Provided data:
--------------------------------

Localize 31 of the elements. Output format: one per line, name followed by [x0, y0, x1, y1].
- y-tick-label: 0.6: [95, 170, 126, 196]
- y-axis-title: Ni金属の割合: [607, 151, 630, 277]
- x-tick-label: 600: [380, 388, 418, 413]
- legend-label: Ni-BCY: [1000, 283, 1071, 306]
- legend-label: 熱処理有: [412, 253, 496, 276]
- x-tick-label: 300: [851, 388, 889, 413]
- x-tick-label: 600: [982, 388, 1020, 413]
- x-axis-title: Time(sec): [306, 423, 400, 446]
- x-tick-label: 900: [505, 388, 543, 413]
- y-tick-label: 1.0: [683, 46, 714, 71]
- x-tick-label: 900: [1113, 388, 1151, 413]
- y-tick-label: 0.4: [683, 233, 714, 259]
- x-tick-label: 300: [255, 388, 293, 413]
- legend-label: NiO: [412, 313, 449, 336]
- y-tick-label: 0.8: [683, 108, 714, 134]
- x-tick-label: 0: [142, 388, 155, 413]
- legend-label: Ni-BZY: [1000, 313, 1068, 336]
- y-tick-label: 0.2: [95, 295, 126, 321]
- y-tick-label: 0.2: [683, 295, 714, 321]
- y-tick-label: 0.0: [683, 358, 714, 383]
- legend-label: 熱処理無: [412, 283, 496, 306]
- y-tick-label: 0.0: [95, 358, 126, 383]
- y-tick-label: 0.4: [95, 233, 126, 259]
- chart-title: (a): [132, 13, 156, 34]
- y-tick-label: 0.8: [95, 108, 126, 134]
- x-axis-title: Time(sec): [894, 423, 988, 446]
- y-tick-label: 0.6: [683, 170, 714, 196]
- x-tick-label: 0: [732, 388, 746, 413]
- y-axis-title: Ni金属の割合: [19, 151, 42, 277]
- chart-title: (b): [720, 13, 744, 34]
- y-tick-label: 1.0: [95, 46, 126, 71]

--------------------------------

What to do: Could you repeat all of the items above with each "Time(sec)" swapped for "Time (s)" and nothing else changed?

Correct output:
Localize 31 of the elements. Output format: one per line, name followed by [x0, y0, x1, y1].
- y-tick-label: 0.6: [95, 170, 126, 196]
- y-axis-title: Ni金属の割合: [607, 151, 630, 277]
- x-tick-label: 600: [380, 388, 418, 413]
- legend-label: Ni-BCY: [1000, 283, 1071, 306]
- legend-label: 熱処理有: [412, 253, 496, 276]
- x-tick-label: 300: [851, 388, 889, 413]
- x-tick-label: 600: [982, 388, 1020, 413]
- x-axis-title: Time (s): [306, 423, 400, 446]
- x-tick-label: 900: [505, 388, 543, 413]
- y-tick-label: 1.0: [683, 46, 714, 71]
- x-tick-label: 900: [1113, 388, 1151, 413]
- y-tick-label: 0.4: [683, 233, 714, 259]
- x-tick-label: 300: [255, 388, 293, 413]
- legend-label: NiO: [412, 313, 449, 336]
- y-tick-label: 0.8: [683, 108, 714, 134]
- x-tick-label: 0: [142, 388, 155, 413]
- legend-label: Ni-BZY: [1000, 313, 1068, 336]
- y-tick-label: 0.2: [95, 295, 126, 321]
- y-tick-label: 0.2: [683, 295, 714, 321]
- y-tick-label: 0.0: [683, 358, 714, 383]
- legend-label: 熱処理無: [412, 283, 496, 306]
- y-tick-label: 0.0: [95, 358, 126, 383]
- y-tick-label: 0.4: [95, 233, 126, 259]
- chart-title: (a): [132, 13, 156, 34]
- y-tick-label: 0.8: [95, 108, 126, 134]
- x-axis-title: Time (s): [894, 423, 988, 446]
- y-tick-label: 0.6: [683, 170, 714, 196]
- x-tick-label: 0: [732, 388, 746, 413]
- y-axis-title: Ni金属の割合: [19, 151, 42, 277]
- chart-title: (b): [720, 13, 744, 34]
- y-tick-label: 1.0: [95, 46, 126, 71]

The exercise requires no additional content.